======== Data

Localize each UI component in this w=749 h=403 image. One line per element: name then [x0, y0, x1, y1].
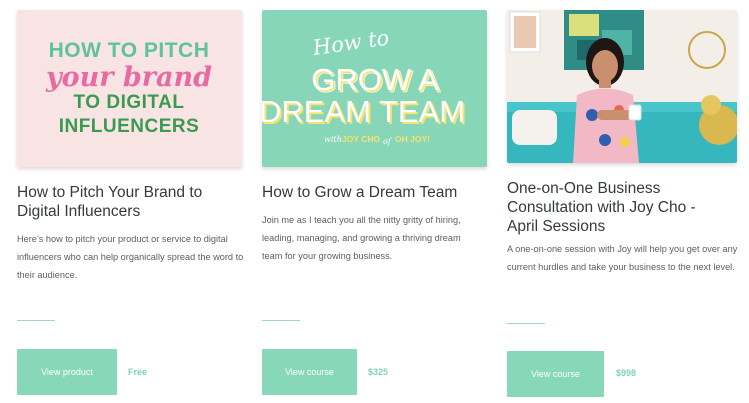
product-image-consultation-photo[interactable] [507, 10, 737, 163]
product-image-pitch-brand[interactable]: HOW TO PITCH your brand TO DIGITAL INFLU… [17, 10, 242, 167]
price-label: $998 [616, 368, 637, 378]
view-course-button[interactable]: View course [262, 349, 357, 395]
byline-of: of [383, 137, 393, 146]
consultation-description: A one-on-one session with Joy will help … [507, 244, 738, 272]
pitch-line-2: your brand [45, 62, 212, 93]
product-card-1: HOW TO PITCH your brand TO DIGITAL INFLU… [17, 0, 243, 403]
byline-brand: OH JOY! [395, 134, 430, 144]
dream-line-3: DREAM TEAM [262, 94, 465, 129]
pitch-line-3: TO DIGITAL [74, 92, 185, 113]
product-card-3: One-on-One Business Consultation with Jo… [507, 0, 739, 403]
divider [17, 320, 55, 321]
pitch-brand-graphic: HOW TO PITCH your brand TO DIGITAL INFLU… [45, 39, 212, 137]
dream-line-2: GROW A [311, 62, 439, 97]
product-title[interactable]: How to Pitch Your Brand to Digital Influ… [17, 183, 242, 221]
divider [262, 320, 300, 321]
portrait-photo [507, 10, 737, 163]
price-label: Free [128, 367, 148, 377]
dream-team-graphic: How to GROW A GROW A DREAM TEAM DREAM TE… [262, 26, 467, 146]
course-description: Join me as I teach you all the nitty gri… [262, 215, 461, 261]
product-card-2: How to GROW A GROW A DREAM TEAM DREAM TE… [262, 0, 487, 403]
product-image-dream-team[interactable]: How to GROW A GROW A DREAM TEAM DREAM TE… [262, 10, 487, 167]
consultation-title[interactable]: One-on-One Business Consultation with Jo… [507, 179, 722, 236]
byline-name: JOY CHO [342, 134, 380, 144]
product-description: Here’s how to pitch your product or serv… [17, 234, 244, 280]
divider [507, 323, 545, 324]
pitch-line-1: HOW TO PITCH [49, 39, 210, 62]
price-label: $325 [368, 367, 389, 377]
pitch-line-4: INFLUENCERS [59, 116, 200, 137]
view-product-button[interactable]: View product [17, 349, 117, 395]
dream-line-1: How to [310, 26, 390, 61]
course-title[interactable]: How to Grow a Dream Team [262, 183, 487, 202]
view-course-button[interactable]: View course [507, 351, 604, 397]
byline-with: with [324, 135, 342, 144]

================

Directions> Pull out each line of the material above that contains the string "button". Case matters.

Exercise solution>
view-course-button[interactable]: View course [262, 349, 357, 395]
view-product-button[interactable]: View product [17, 349, 117, 395]
view-course-button[interactable]: View course [507, 351, 604, 397]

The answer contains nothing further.